[Dataset records]
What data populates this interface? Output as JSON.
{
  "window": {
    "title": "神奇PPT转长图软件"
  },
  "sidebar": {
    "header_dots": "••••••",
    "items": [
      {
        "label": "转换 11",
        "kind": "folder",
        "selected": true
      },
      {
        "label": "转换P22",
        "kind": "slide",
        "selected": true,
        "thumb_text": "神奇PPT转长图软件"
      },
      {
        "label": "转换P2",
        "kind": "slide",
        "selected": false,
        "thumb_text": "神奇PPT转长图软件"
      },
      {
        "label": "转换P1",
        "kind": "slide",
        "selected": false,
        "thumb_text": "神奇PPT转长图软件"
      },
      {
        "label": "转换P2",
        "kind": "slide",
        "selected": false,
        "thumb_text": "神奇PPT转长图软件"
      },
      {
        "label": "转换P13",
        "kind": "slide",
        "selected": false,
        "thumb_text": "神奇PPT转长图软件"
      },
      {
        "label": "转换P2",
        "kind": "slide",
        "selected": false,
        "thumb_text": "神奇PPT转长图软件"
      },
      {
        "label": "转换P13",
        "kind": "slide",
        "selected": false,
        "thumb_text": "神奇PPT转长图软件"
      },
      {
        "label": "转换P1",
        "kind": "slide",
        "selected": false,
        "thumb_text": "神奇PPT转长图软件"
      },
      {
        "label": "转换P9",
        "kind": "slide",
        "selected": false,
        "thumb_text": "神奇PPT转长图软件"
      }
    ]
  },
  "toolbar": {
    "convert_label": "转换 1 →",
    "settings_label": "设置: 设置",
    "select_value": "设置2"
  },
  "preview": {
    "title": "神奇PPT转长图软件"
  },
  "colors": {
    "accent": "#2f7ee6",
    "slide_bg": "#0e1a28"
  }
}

## Requirements
Copy out the full listing exactly.

## Written answer
What data populates this interface? Output as JSON.
{
  "window": {
    "title": "神奇PPT转长图软件"
  },
  "sidebar": {
    "header_dots": "••••••",
    "items": [
      {
        "label": "转换 11",
        "kind": "folder",
        "selected": true
      },
      {
        "label": "转换P22",
        "kind": "slide",
        "selected": true,
        "thumb_text": "神奇PPT转长图软件"
      },
      {
        "label": "转换P2",
        "kind": "slide",
        "selected": false,
        "thumb_text": "神奇PPT转长图软件"
      },
      {
        "label": "转换P1",
        "kind": "slide",
        "selected": false,
        "thumb_text": "神奇PPT转长图软件"
      },
      {
        "label": "转换P2",
        "kind": "slide",
        "selected": false,
        "thumb_text": "神奇PPT转长图软件"
      },
      {
        "label": "转换P13",
        "kind": "slide",
        "selected": false,
        "thumb_text": "神奇PPT转长图软件"
      },
      {
        "label": "转换P2",
        "kind": "slide",
        "selected": false,
        "thumb_text": "神奇PPT转长图软件"
      },
      {
        "label": "转换P13",
        "kind": "slide",
        "selected": false,
        "thumb_text": "神奇PPT转长图软件"
      },
      {
        "label": "转换P1",
        "kind": "slide",
        "selected": false,
        "thumb_text": "神奇PPT转长图软件"
      },
      {
        "label": "转换P9",
        "kind": "slide",
        "selected": false,
        "thumb_text": "神奇PPT转长图软件"
      }
    ]
  },
  "toolbar": {
    "convert_label": "转换 1 →",
    "settings_label": "设置: 设置",
    "select_value": "设置2"
  },
  "preview": {
    "title": "神奇PPT转长图软件"
  },
  "colors": {
    "accent": "#2f7ee6",
    "slide_bg": "#0e1a28"
  }
}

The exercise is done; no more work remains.